BEGIN DATA TO USE
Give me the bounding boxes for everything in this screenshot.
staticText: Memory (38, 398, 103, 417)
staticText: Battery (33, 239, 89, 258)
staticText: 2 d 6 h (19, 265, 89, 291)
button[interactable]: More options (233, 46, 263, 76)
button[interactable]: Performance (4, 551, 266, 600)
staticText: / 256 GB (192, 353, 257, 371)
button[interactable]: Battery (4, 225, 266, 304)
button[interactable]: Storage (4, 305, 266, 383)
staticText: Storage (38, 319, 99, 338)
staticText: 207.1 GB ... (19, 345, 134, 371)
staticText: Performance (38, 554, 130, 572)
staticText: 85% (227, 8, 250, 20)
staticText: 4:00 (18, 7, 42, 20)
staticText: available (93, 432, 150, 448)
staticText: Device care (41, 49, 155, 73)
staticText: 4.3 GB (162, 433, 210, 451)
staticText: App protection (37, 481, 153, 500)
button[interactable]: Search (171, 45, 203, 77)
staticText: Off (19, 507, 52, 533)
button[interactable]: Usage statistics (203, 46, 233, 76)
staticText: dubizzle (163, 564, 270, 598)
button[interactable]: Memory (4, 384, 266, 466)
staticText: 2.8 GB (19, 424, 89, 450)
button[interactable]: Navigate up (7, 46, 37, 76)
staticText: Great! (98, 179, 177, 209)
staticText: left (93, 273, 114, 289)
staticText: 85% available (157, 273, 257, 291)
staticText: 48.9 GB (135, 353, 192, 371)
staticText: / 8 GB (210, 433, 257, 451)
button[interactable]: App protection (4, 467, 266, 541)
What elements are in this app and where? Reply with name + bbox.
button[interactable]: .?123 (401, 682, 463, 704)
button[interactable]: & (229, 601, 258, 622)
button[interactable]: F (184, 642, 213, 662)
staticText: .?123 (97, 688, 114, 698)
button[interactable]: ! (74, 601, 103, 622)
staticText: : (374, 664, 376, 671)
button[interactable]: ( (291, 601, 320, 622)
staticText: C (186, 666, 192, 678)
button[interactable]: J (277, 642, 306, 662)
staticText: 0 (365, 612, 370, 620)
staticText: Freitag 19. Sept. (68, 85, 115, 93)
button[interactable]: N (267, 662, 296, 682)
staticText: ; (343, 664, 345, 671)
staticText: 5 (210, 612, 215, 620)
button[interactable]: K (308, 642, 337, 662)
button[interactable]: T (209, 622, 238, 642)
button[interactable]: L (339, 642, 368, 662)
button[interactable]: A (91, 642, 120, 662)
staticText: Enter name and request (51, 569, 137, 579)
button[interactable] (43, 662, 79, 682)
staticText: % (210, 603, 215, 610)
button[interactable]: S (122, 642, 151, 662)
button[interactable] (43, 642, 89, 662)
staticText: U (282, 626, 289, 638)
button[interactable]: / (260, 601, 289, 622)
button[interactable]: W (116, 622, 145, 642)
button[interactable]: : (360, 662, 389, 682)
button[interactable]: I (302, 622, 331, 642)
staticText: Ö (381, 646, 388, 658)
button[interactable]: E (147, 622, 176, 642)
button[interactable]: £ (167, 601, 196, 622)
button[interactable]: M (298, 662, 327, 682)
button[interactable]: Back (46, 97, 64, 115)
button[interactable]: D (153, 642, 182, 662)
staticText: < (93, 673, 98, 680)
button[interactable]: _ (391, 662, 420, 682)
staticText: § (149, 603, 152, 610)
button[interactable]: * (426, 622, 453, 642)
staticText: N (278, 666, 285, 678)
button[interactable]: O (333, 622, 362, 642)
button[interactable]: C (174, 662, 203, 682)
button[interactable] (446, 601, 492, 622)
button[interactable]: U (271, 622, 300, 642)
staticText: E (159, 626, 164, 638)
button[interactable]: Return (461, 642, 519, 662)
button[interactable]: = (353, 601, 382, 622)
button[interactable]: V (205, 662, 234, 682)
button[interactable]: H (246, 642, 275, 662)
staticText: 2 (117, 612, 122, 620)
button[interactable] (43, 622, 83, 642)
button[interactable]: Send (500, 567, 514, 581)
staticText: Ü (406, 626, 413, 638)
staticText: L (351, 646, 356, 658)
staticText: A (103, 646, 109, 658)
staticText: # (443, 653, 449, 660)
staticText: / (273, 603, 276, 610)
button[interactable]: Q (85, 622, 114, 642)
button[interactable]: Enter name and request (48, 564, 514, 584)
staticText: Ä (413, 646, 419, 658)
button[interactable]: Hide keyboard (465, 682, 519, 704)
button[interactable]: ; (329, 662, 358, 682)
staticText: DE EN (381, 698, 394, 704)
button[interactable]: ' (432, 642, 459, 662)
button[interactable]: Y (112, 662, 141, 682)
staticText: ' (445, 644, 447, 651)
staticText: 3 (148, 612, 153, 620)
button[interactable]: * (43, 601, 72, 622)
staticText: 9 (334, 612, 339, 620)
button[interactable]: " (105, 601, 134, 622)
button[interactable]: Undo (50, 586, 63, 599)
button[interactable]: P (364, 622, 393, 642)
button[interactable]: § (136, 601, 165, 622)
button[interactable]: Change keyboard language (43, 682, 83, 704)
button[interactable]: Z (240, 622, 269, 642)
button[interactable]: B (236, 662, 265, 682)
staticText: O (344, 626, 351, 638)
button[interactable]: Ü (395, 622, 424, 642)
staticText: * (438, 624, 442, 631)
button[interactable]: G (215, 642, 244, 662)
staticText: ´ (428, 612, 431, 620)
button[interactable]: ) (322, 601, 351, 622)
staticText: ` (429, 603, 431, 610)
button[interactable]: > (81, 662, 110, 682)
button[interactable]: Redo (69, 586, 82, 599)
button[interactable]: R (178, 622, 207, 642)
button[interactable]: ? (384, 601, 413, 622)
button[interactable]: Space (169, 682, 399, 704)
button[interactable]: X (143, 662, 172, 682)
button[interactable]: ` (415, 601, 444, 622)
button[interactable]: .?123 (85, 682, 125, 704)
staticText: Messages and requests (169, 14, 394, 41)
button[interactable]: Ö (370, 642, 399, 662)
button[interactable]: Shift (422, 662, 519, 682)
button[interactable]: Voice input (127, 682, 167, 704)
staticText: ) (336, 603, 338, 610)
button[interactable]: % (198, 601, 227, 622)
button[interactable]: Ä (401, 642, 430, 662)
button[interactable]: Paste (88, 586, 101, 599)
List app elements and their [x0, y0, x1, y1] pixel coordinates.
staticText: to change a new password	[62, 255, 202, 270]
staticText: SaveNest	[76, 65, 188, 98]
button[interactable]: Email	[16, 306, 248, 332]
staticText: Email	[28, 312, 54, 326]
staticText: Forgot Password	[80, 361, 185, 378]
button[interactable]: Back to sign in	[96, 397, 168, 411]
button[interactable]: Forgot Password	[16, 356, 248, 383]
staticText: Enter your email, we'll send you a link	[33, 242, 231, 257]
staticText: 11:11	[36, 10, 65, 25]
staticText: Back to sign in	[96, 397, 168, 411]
END DATA TO USE
EXERCISE TASK: Reproduce all the entries with each "Storage" replaced by "Disk", leaving everything else unchanged.

RESPONSE TO THE TASK:
Give me the bounding boxes for everything in this screenshot.
staticText: Memory (38, 398, 103, 417)
staticText: Battery (33, 239, 89, 258)
staticText: 2 d 6 h (19, 265, 89, 291)
button[interactable]: More options (233, 46, 263, 76)
button[interactable]: Performance (4, 551, 266, 600)
staticText: / 256 GB (192, 353, 257, 371)
button[interactable]: Battery (4, 225, 266, 304)
button[interactable]: Disk (4, 305, 266, 383)
staticText: Disk (38, 319, 99, 338)
staticText: 207.1 GB ... (19, 345, 134, 371)
staticText: Performance (38, 554, 130, 572)
staticText: 85% (227, 8, 250, 20)
staticText: 4:00 (18, 7, 42, 20)
staticText: available (93, 432, 150, 448)
staticText: Device care (41, 49, 155, 73)
staticText: 4.3 GB (162, 433, 210, 451)
staticText: App protection (37, 481, 153, 500)
button[interactable]: Search (171, 45, 203, 77)
staticText: Off (19, 507, 52, 533)
button[interactable]: Usage statistics (203, 46, 233, 76)
staticText: dubizzle (163, 564, 270, 598)
button[interactable]: Memory (4, 384, 266, 466)
staticText: 2.8 GB (19, 424, 89, 450)
button[interactable]: Navigate up (7, 46, 37, 76)
staticText: Great! (98, 179, 177, 209)
staticText: left (93, 273, 114, 289)
staticText: 85% available (157, 273, 257, 291)
staticText: 48.9 GB (135, 353, 192, 371)
staticText: / 8 GB (210, 433, 257, 451)
button[interactable]: App protection (4, 467, 266, 541)
What elements are in this app and where? Reply with name + bbox.
button[interactable]: .?123 (401, 682, 463, 704)
button[interactable]: & (229, 601, 258, 622)
button[interactable]: F (184, 642, 213, 662)
staticText: .?123 (97, 688, 114, 698)
button[interactable]: ! (74, 601, 103, 622)
staticText: : (374, 664, 376, 671)
button[interactable]: ( (291, 601, 320, 622)
staticText: C (186, 666, 192, 678)
button[interactable]: J (277, 642, 306, 662)
staticText: 0 (365, 612, 370, 620)
staticText: Freitag 19. Sept. (68, 85, 115, 93)
button[interactable]: N (267, 662, 296, 682)
staticText: ; (343, 664, 345, 671)
staticText: 5 (210, 612, 215, 620)
button[interactable]: K (308, 642, 337, 662)
button[interactable]: T (209, 622, 238, 642)
button[interactable]: L (339, 642, 368, 662)
button[interactable]: A (91, 642, 120, 662)
staticText: Enter name and request (51, 569, 137, 579)
button[interactable] (43, 662, 79, 682)
staticText: % (210, 603, 215, 610)
button[interactable]: S (122, 642, 151, 662)
button[interactable] (43, 642, 89, 662)
staticText: U (282, 626, 289, 638)
button[interactable]: / (260, 601, 289, 622)
button[interactable]: W (116, 622, 145, 642)
button[interactable]: : (360, 662, 389, 682)
button[interactable]: I (302, 622, 331, 642)
staticText: Ö (381, 646, 388, 658)
button[interactable]: E (147, 622, 176, 642)
button[interactable]: £ (167, 601, 196, 622)
button[interactable]: M (298, 662, 327, 682)
button[interactable]: Back (46, 97, 64, 115)
button[interactable]: D (153, 642, 182, 662)
staticText: < (93, 673, 98, 680)
button[interactable]: _ (391, 662, 420, 682)
staticText: § (149, 603, 152, 610)
button[interactable]: * (426, 622, 453, 642)
staticText: N (278, 666, 285, 678)
button[interactable]: O (333, 622, 362, 642)
button[interactable]: C (174, 662, 203, 682)
button[interactable] (446, 601, 492, 622)
button[interactable]: U (271, 622, 300, 642)
staticText: E (159, 626, 164, 638)
button[interactable]: Return (461, 642, 519, 662)
button[interactable]: = (353, 601, 382, 622)
button[interactable]: V (205, 662, 234, 682)
button[interactable]: H (246, 642, 275, 662)
staticText: 2 (117, 612, 122, 620)
button[interactable] (43, 622, 83, 642)
button[interactable]: Send (500, 567, 514, 581)
staticText: Ü (406, 626, 413, 638)
staticText: L (351, 646, 356, 658)
staticText: A (103, 646, 109, 658)
staticText: # (443, 653, 449, 660)
staticText: / (273, 603, 276, 610)
button[interactable]: Q (85, 622, 114, 642)
button[interactable]: Enter name and request (48, 564, 514, 584)
staticText: Ä (413, 646, 419, 658)
button[interactable]: Hide keyboard (465, 682, 519, 704)
button[interactable]: ; (329, 662, 358, 682)
staticText: DE EN (381, 698, 394, 704)
button[interactable]: ' (432, 642, 459, 662)
button[interactable]: Y (112, 662, 141, 682)
staticText: ' (445, 644, 447, 651)
staticText: 3 (148, 612, 153, 620)
button[interactable]: * (43, 601, 72, 622)
staticText: 9 (334, 612, 339, 620)
button[interactable]: " (105, 601, 134, 622)
button[interactable]: Undo (50, 586, 63, 599)
button[interactable]: P (364, 622, 393, 642)
button[interactable]: § (136, 601, 165, 622)
button[interactable]: Change keyboard language (43, 682, 83, 704)
button[interactable]: Z (240, 622, 269, 642)
button[interactable]: B (236, 662, 265, 682)
staticText: O (344, 626, 351, 638)
button[interactable]: Ü (395, 622, 424, 642)
staticText: * (438, 624, 442, 631)
button[interactable]: G (215, 642, 244, 662)
staticText: ´ (428, 612, 431, 620)
button[interactable]: ) (322, 601, 351, 622)
staticText: ` (429, 603, 431, 610)
button[interactable]: > (81, 662, 110, 682)
button[interactable]: Redo (69, 586, 82, 599)
button[interactable]: R (178, 622, 207, 642)
button[interactable]: ? (384, 601, 413, 622)
button[interactable]: Space (169, 682, 399, 704)
button[interactable]: X (143, 662, 172, 682)
button[interactable]: ` (415, 601, 444, 622)
button[interactable]: .?123 (85, 682, 125, 704)
staticText: Messages and requests (169, 14, 394, 41)
button[interactable]: Ö (370, 642, 399, 662)
button[interactable]: Shift (422, 662, 519, 682)
button[interactable]: Voice input (127, 682, 167, 704)
staticText: ) (336, 603, 338, 610)
button[interactable]: % (198, 601, 227, 622)
button[interactable]: Ä (401, 642, 430, 662)
button[interactable]: Paste (88, 586, 101, 599)
List app elements and their [x0, y0, x1, y1] pixel coordinates.
staticText: to change a new password	[62, 255, 202, 270]
staticText: SaveNest	[76, 65, 188, 98]
button[interactable]: Email	[16, 306, 248, 332]
staticText: Email	[28, 312, 54, 326]
staticText: Forgot Password	[80, 361, 185, 378]
button[interactable]: Back to sign in	[96, 397, 168, 411]
button[interactable]: Forgot Password	[16, 356, 248, 383]
staticText: Enter your email, we'll send you a link	[33, 242, 231, 257]
staticText: 11:11	[36, 10, 65, 25]
staticText: Back to sign in	[96, 397, 168, 411]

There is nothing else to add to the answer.